### PAGE EXCERPT
[Start of Attachment]
Friday, June 7, 2013

Need for inclusion and connection

The cover story for Newsweek a couple weeks ago (yeah, still behind) is about suicide. The rates have been rising worldwide for the last couple decades (as in well before the current economic mess). Worldwide, suicide now accounts for more deaths than war, murder, and forces of nature combined. Tony Dokoupil explores why.

Thomas Joiner Sr. killed himself. Thomas Joiner Jr. has spent his professional life examining the reasons. After exploring many things that turn out not to affect suicide Joiner found a few things that do:

* Loneliness, a "thwarted need for inclusion and connection."
Twelve years and a tech revolution after Robert Putnam wrote Bowling Alone, his treatise on the decline in American community, the institutions that used to bind America together have, if anything, crumbled even further. People tell surveyors that the world has become less helpful, trustworthy, and fair. It’s a place where you work longer at more deadening jobs for less pay, your life pulsing away with each new email, or worse, each additional hour on your feet. What’s deadly about all this is the loss of what Joiner calls “reciprocal care.” When people have no shoulder to lean on, they feel more isolated, and that isolation can be lethal.
A big part of preventing suicide is to build up community, which is one of my guiding principles. From the quote above it looks like a lot of people are feeling the effects of the GOP working to destroy community. Blacks and Hispanics have a lower rate of suicide because they have a more enduring bonds of faith and family.

* Burdensomeness, a feeling of no longer being effective, no longer providing for family or contributing to the world. It is a feeling of being a liability, of failing those who need us. We are so geared towards offering help to others we have a hard time accepting help. This is why suicide rises with unemployment and why it is high in cultures of high honor. Depression is also a big part of this factor.

* Fearlessness of death. Our bodies are built to endure, our minds rigged to flee from death. To be fearless of death one must be numb to violence and pain. Yes, it has been shown that some of us become numb to violence through what is shown in media.

We may have periods of all three of these factors. It is the intersection of all three that lead to suicide. That means it is possible to prevent suicide by disrupting one of the three factors. To do that we must overcome the cost and stigma of treatment. Joiner says,
We need to get it in our heads that suicide is not easy, painless, cowardly, selfish, vengeful, self-masterful, or rash. And once we get all that in our heads at last, we need to let it lead our hearts.
[End of Attachment]
### RECORDS
[Start of Attachment]
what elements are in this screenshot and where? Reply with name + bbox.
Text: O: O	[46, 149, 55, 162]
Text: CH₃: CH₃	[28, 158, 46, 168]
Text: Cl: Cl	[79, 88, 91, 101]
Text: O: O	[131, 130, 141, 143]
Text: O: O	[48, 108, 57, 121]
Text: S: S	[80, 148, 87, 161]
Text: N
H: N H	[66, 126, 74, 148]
[End of Attachment]
### YOUR OBJECTIVE
From the post on suicide above the lines, extract verbatim the part that opens with the words containing "Friday, June 7, 2013" and closes with "Dokoupil explores why.".

### PROBLEM SOLUTION
Friday, June 7, 2013

Need for inclusion and connection

The cover story for Newsweek a couple weeks ago (yeah, still behind) is about suicide. The rates have been rising worldwide for the last couple decades (as in well before the current economic mess). Worldwide, suicide now accounts for more deaths than war, murder, and forces of nature combined. Tony Dokoupil explores why.